━━ Available records ━━

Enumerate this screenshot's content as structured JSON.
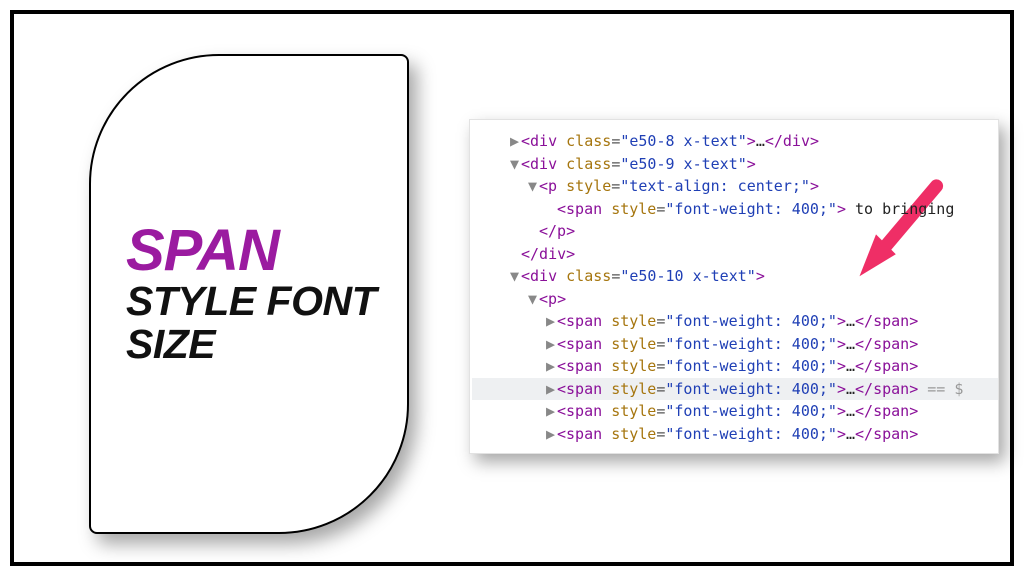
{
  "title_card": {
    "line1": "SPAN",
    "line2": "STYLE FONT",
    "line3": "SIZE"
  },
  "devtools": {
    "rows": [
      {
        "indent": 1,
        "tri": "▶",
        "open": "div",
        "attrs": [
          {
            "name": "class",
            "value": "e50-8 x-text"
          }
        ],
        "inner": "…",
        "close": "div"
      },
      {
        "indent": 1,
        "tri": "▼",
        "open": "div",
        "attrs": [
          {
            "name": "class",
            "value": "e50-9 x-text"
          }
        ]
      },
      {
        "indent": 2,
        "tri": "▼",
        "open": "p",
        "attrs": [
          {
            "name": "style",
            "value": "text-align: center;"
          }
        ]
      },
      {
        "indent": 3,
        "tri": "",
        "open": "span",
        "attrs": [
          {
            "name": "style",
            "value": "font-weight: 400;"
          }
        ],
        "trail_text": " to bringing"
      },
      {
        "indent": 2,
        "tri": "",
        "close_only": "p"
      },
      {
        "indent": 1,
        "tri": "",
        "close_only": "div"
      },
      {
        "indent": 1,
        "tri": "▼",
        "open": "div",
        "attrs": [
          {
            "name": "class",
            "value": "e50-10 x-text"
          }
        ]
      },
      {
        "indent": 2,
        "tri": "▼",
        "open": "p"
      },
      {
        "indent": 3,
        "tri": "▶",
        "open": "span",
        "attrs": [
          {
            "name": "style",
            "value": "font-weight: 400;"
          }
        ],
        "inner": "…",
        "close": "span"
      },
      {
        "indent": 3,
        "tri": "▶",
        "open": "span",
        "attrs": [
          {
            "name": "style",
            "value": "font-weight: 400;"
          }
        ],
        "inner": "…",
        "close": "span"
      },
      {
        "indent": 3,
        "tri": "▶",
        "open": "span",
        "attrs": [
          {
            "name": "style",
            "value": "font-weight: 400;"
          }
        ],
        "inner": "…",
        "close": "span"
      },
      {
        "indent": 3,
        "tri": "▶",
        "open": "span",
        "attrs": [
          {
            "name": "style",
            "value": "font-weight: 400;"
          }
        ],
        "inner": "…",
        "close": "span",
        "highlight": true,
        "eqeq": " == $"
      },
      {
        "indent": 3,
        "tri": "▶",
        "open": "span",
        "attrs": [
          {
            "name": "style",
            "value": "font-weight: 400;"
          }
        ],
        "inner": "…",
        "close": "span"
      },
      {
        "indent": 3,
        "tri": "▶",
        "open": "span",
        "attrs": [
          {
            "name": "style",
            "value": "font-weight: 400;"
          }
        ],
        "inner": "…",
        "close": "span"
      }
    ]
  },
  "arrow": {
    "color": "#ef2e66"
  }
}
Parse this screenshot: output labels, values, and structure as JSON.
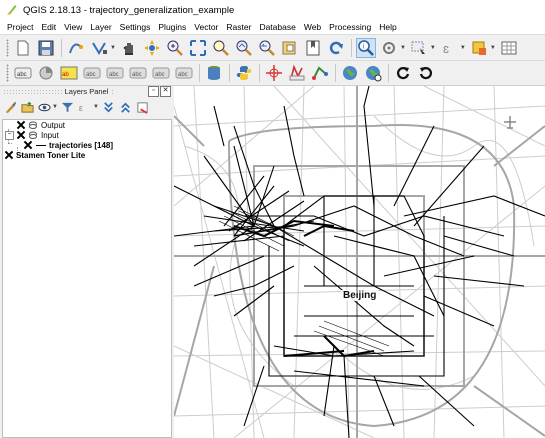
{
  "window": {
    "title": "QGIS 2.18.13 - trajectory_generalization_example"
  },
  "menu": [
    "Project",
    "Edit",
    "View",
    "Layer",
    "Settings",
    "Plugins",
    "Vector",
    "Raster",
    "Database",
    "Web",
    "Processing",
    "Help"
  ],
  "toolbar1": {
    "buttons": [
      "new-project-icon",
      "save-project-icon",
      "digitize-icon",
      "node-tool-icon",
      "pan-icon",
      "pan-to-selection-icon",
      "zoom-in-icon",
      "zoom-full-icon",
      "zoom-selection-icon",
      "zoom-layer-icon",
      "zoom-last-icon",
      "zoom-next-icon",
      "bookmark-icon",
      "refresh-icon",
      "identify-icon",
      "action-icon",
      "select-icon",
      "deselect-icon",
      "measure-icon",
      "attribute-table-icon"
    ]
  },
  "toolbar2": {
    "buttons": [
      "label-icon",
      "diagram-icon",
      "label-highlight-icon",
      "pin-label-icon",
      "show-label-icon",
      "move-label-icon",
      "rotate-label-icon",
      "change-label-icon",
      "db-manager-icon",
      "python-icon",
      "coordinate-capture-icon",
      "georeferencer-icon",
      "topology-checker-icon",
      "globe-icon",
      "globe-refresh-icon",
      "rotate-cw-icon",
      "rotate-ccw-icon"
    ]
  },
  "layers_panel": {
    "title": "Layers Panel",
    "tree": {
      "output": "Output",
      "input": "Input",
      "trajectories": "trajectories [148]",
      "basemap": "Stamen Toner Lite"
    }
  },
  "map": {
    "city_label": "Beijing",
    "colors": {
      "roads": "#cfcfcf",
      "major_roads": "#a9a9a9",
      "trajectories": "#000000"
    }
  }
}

━━━
━━ Available records ━━

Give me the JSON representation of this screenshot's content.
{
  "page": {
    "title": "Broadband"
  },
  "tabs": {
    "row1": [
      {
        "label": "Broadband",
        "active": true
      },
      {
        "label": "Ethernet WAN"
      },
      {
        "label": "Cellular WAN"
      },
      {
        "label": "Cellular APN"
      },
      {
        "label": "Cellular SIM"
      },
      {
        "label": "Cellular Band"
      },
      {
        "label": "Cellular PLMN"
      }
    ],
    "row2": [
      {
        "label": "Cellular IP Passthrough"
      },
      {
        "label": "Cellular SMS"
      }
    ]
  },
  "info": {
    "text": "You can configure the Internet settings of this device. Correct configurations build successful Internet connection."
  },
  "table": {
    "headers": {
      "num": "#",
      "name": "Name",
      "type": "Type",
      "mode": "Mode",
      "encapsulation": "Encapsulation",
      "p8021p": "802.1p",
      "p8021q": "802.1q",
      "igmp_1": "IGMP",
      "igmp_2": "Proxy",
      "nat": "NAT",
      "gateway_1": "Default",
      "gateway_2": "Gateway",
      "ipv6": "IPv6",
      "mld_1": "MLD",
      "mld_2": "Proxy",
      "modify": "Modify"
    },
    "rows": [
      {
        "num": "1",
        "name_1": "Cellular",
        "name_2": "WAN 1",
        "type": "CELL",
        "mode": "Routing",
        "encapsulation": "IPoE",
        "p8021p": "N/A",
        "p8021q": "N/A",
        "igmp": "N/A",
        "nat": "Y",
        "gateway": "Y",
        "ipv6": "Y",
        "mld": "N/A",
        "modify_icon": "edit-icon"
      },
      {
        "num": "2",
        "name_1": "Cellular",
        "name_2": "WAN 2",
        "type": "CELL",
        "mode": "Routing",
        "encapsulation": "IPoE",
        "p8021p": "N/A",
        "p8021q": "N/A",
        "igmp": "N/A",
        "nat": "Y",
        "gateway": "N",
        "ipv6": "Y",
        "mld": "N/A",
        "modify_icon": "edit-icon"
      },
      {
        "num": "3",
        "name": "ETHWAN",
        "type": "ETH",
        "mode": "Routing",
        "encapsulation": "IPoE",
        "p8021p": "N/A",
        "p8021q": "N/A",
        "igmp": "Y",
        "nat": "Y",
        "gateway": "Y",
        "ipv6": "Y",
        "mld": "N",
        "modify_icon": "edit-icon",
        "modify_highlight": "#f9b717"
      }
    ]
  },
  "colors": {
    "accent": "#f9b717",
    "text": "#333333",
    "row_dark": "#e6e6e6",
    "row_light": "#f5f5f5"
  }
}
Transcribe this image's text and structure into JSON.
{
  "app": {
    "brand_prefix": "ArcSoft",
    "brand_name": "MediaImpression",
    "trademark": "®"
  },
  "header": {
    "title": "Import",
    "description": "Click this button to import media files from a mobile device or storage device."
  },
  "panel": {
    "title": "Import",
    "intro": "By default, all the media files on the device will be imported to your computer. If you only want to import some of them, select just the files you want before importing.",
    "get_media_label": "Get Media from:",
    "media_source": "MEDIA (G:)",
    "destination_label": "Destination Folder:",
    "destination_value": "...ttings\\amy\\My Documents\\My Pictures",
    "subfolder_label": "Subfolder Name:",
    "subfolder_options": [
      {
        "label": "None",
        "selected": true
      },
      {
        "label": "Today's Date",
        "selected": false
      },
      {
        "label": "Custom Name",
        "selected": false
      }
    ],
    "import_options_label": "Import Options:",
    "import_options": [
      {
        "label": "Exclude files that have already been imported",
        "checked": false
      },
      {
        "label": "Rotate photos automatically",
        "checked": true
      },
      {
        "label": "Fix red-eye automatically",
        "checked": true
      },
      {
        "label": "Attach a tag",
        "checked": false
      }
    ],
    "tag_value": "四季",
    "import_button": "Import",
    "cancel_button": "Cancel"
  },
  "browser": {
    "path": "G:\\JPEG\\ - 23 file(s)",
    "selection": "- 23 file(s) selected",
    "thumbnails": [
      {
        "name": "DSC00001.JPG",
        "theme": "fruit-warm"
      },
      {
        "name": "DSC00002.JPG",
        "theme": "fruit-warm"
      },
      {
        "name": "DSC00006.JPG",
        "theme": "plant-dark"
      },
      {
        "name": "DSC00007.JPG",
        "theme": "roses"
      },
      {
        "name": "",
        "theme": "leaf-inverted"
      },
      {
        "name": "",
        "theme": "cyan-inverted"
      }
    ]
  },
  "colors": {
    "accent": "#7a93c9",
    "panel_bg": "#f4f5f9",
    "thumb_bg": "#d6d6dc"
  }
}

━━━

Directions: Filter the records, keeping only lines that contain "selected", and show those lines.

Task solution:
        "selected": true
        "selected": false
        "selected": false
    "selection": "- 23 file(s) selected",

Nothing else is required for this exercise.